Stored dataset items
══════

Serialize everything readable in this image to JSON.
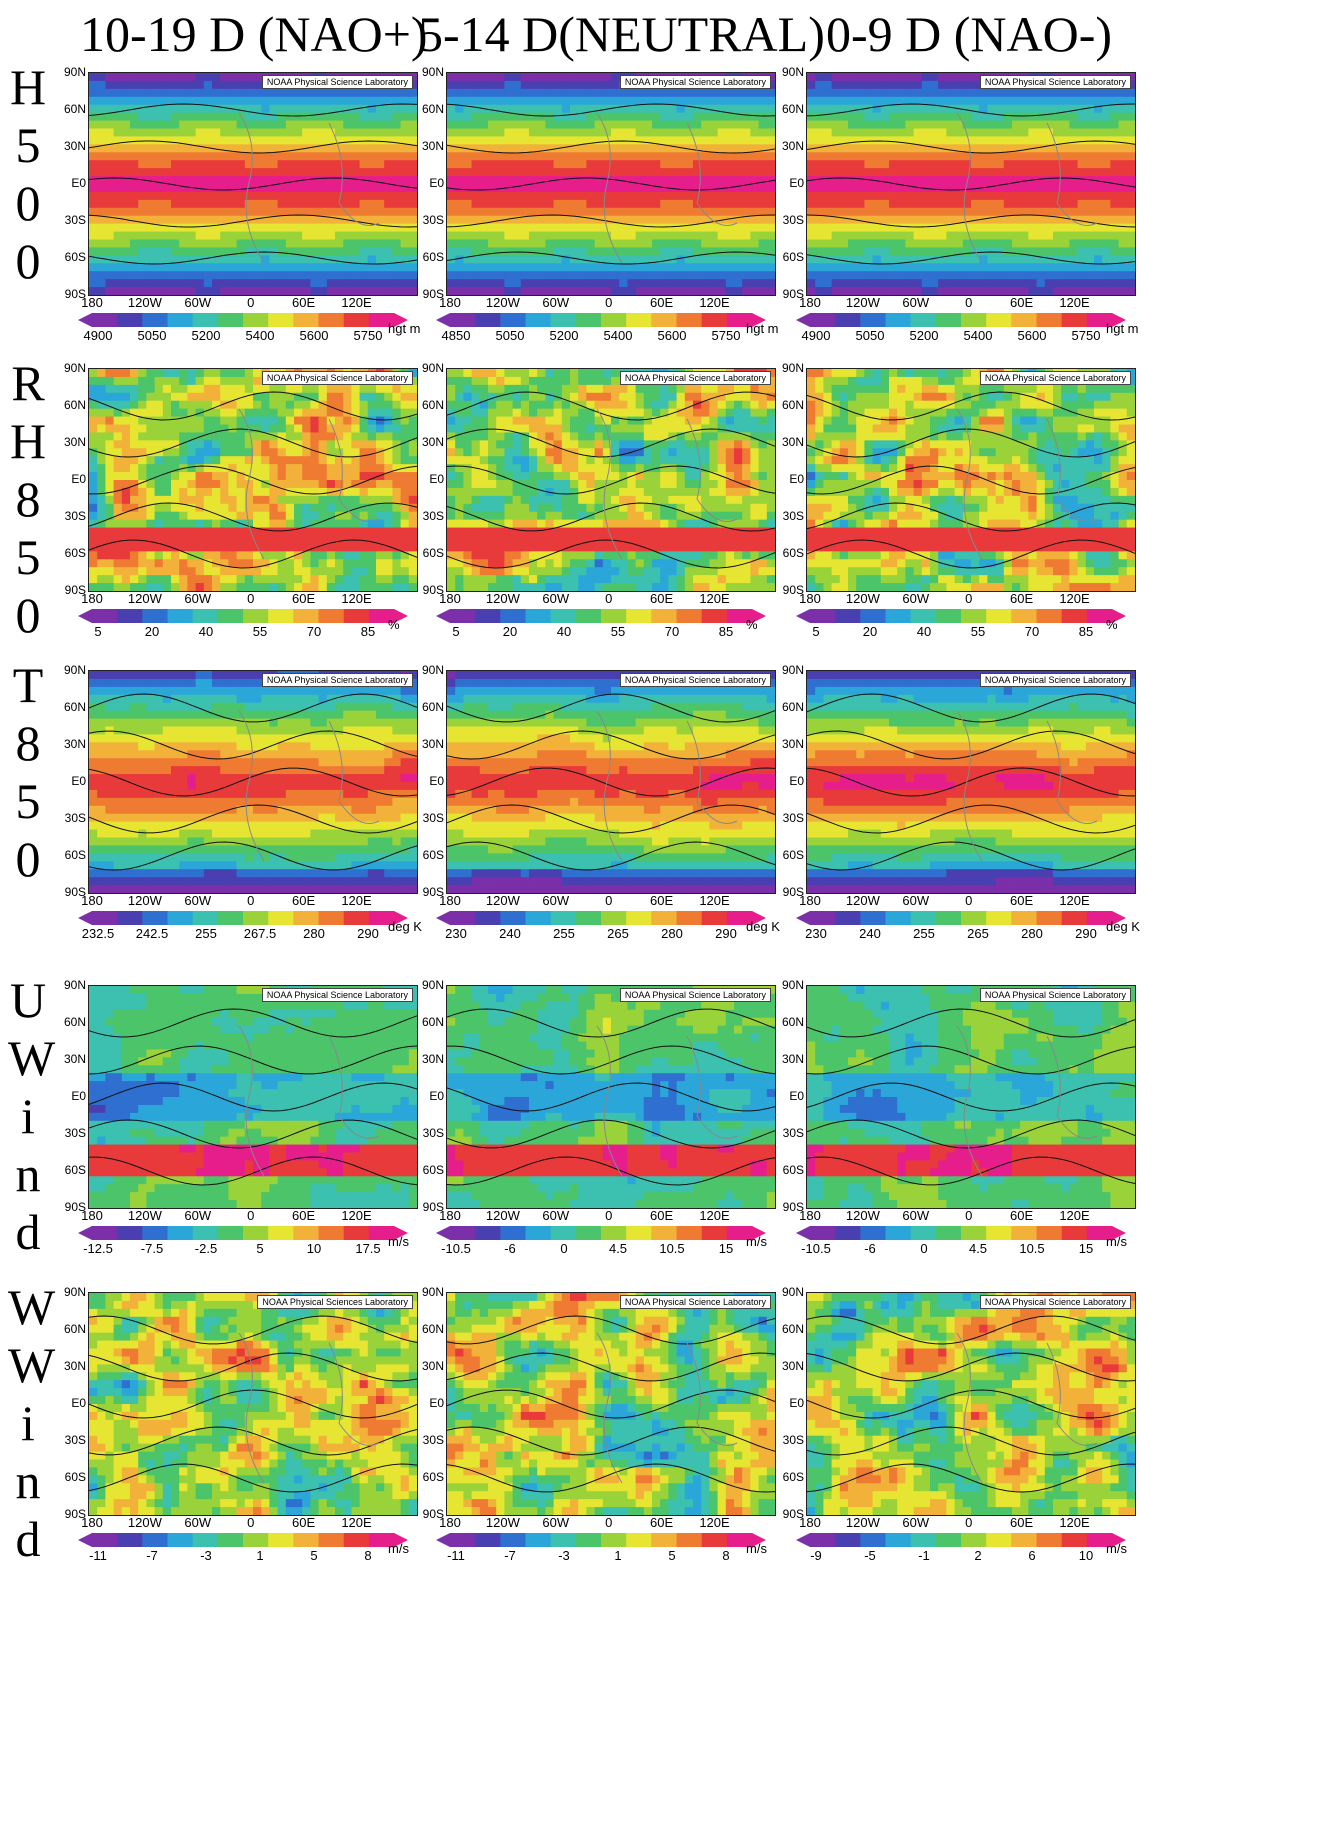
{
  "columns": [
    {
      "title": "10-19 D (NAO+)"
    },
    {
      "title": "5-14 D(NEUTRAL)"
    },
    {
      "title": "0-9 D (NAO-)"
    }
  ],
  "rows": [
    {
      "label": "H500",
      "pattern": "height",
      "scales": [
        {
          "labels": [
            "4900",
            "5050",
            "5200",
            "5400",
            "5600",
            "5750"
          ],
          "unit": "hgt m"
        },
        {
          "labels": [
            "4850",
            "5050",
            "5200",
            "5400",
            "5600",
            "5750"
          ],
          "unit": "hgt m"
        },
        {
          "labels": [
            "4900",
            "5050",
            "5200",
            "5400",
            "5600",
            "5750"
          ],
          "unit": "hgt m"
        }
      ]
    },
    {
      "label": "RH850",
      "pattern": "rh",
      "scales": [
        {
          "labels": [
            "5",
            "20",
            "40",
            "55",
            "70",
            "85"
          ],
          "unit": "%"
        },
        {
          "labels": [
            "5",
            "20",
            "40",
            "55",
            "70",
            "85"
          ],
          "unit": "%"
        },
        {
          "labels": [
            "5",
            "20",
            "40",
            "55",
            "70",
            "85"
          ],
          "unit": "%"
        }
      ]
    },
    {
      "label": "T850",
      "pattern": "temp",
      "scales": [
        {
          "labels": [
            "232.5",
            "242.5",
            "255",
            "267.5",
            "280",
            "290"
          ],
          "unit": "deg K"
        },
        {
          "labels": [
            "230",
            "240",
            "255",
            "265",
            "280",
            "290"
          ],
          "unit": "deg K"
        },
        {
          "labels": [
            "230",
            "240",
            "255",
            "265",
            "280",
            "290"
          ],
          "unit": "deg K"
        }
      ]
    },
    {
      "label": "UWind",
      "pattern": "uwind",
      "scales": [
        {
          "labels": [
            "-12.5",
            "-7.5",
            "-2.5",
            "5",
            "10",
            "17.5"
          ],
          "unit": "m/s"
        },
        {
          "labels": [
            "-10.5",
            "-6",
            "0",
            "4.5",
            "10.5",
            "15"
          ],
          "unit": "m/s"
        },
        {
          "labels": [
            "-10.5",
            "-6",
            "0",
            "4.5",
            "10.5",
            "15"
          ],
          "unit": "m/s"
        }
      ]
    },
    {
      "label": "WWind",
      "pattern": "wwind",
      "scales": [
        {
          "labels": [
            "-11",
            "-7",
            "-3",
            "1",
            "5",
            "8"
          ],
          "unit": "m/s"
        },
        {
          "labels": [
            "-11",
            "-7",
            "-3",
            "1",
            "5",
            "8"
          ],
          "unit": "m/s"
        },
        {
          "labels": [
            "-9",
            "-5",
            "-1",
            "2",
            "6",
            "10"
          ],
          "unit": "m/s"
        }
      ]
    }
  ],
  "credit": "NOAA Physical Science Laboratory",
  "credit_alt": "NOAA Physical Sciences Laboratory",
  "lat_ticks": [
    "90N",
    "60N",
    "30N",
    "E0",
    "30S",
    "60S",
    "90S"
  ],
  "lon_ticks": [
    "180",
    "120W",
    "60W",
    "0",
    "60E",
    "120E"
  ],
  "palette": [
    "#7b2fa8",
    "#4a3fb0",
    "#2f6fd0",
    "#2aa6d8",
    "#3cc0b0",
    "#4cc46a",
    "#9ad23a",
    "#e6e632",
    "#f2b23a",
    "#ef7a32",
    "#e83a3a",
    "#e61e8c"
  ]
}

══════

▶ [DIRECTIONS FOR THIS TASK]: Quote each record exactly as it stands, minus the pictures.

▶ [ANSWER]:
Serialize everything readable in this image to JSON.
{
  "columns": [
    {
      "title": "10-19 D (NAO+)"
    },
    {
      "title": "5-14 D(NEUTRAL)"
    },
    {
      "title": "0-9 D (NAO-)"
    }
  ],
  "rows": [
    {
      "label": "H500",
      "pattern": "height",
      "scales": [
        {
          "labels": [
            "4900",
            "5050",
            "5200",
            "5400",
            "5600",
            "5750"
          ],
          "unit": "hgt m"
        },
        {
          "labels": [
            "4850",
            "5050",
            "5200",
            "5400",
            "5600",
            "5750"
          ],
          "unit": "hgt m"
        },
        {
          "labels": [
            "4900",
            "5050",
            "5200",
            "5400",
            "5600",
            "5750"
          ],
          "unit": "hgt m"
        }
      ]
    },
    {
      "label": "RH850",
      "pattern": "rh",
      "scales": [
        {
          "labels": [
            "5",
            "20",
            "40",
            "55",
            "70",
            "85"
          ],
          "unit": "%"
        },
        {
          "labels": [
            "5",
            "20",
            "40",
            "55",
            "70",
            "85"
          ],
          "unit": "%"
        },
        {
          "labels": [
            "5",
            "20",
            "40",
            "55",
            "70",
            "85"
          ],
          "unit": "%"
        }
      ]
    },
    {
      "label": "T850",
      "pattern": "temp",
      "scales": [
        {
          "labels": [
            "232.5",
            "242.5",
            "255",
            "267.5",
            "280",
            "290"
          ],
          "unit": "deg K"
        },
        {
          "labels": [
            "230",
            "240",
            "255",
            "265",
            "280",
            "290"
          ],
          "unit": "deg K"
        },
        {
          "labels": [
            "230",
            "240",
            "255",
            "265",
            "280",
            "290"
          ],
          "unit": "deg K"
        }
      ]
    },
    {
      "label": "UWind",
      "pattern": "uwind",
      "scales": [
        {
          "labels": [
            "-12.5",
            "-7.5",
            "-2.5",
            "5",
            "10",
            "17.5"
          ],
          "unit": "m/s"
        },
        {
          "labels": [
            "-10.5",
            "-6",
            "0",
            "4.5",
            "10.5",
            "15"
          ],
          "unit": "m/s"
        },
        {
          "labels": [
            "-10.5",
            "-6",
            "0",
            "4.5",
            "10.5",
            "15"
          ],
          "unit": "m/s"
        }
      ]
    },
    {
      "label": "WWind",
      "pattern": "wwind",
      "scales": [
        {
          "labels": [
            "-11",
            "-7",
            "-3",
            "1",
            "5",
            "8"
          ],
          "unit": "m/s"
        },
        {
          "labels": [
            "-11",
            "-7",
            "-3",
            "1",
            "5",
            "8"
          ],
          "unit": "m/s"
        },
        {
          "labels": [
            "-9",
            "-5",
            "-1",
            "2",
            "6",
            "10"
          ],
          "unit": "m/s"
        }
      ]
    }
  ],
  "credit": "NOAA Physical Science Laboratory",
  "credit_alt": "NOAA Physical Sciences Laboratory",
  "lat_ticks": [
    "90N",
    "60N",
    "30N",
    "E0",
    "30S",
    "60S",
    "90S"
  ],
  "lon_ticks": [
    "180",
    "120W",
    "60W",
    "0",
    "60E",
    "120E"
  ],
  "palette": [
    "#7b2fa8",
    "#4a3fb0",
    "#2f6fd0",
    "#2aa6d8",
    "#3cc0b0",
    "#4cc46a",
    "#9ad23a",
    "#e6e632",
    "#f2b23a",
    "#ef7a32",
    "#e83a3a",
    "#e61e8c"
  ]
}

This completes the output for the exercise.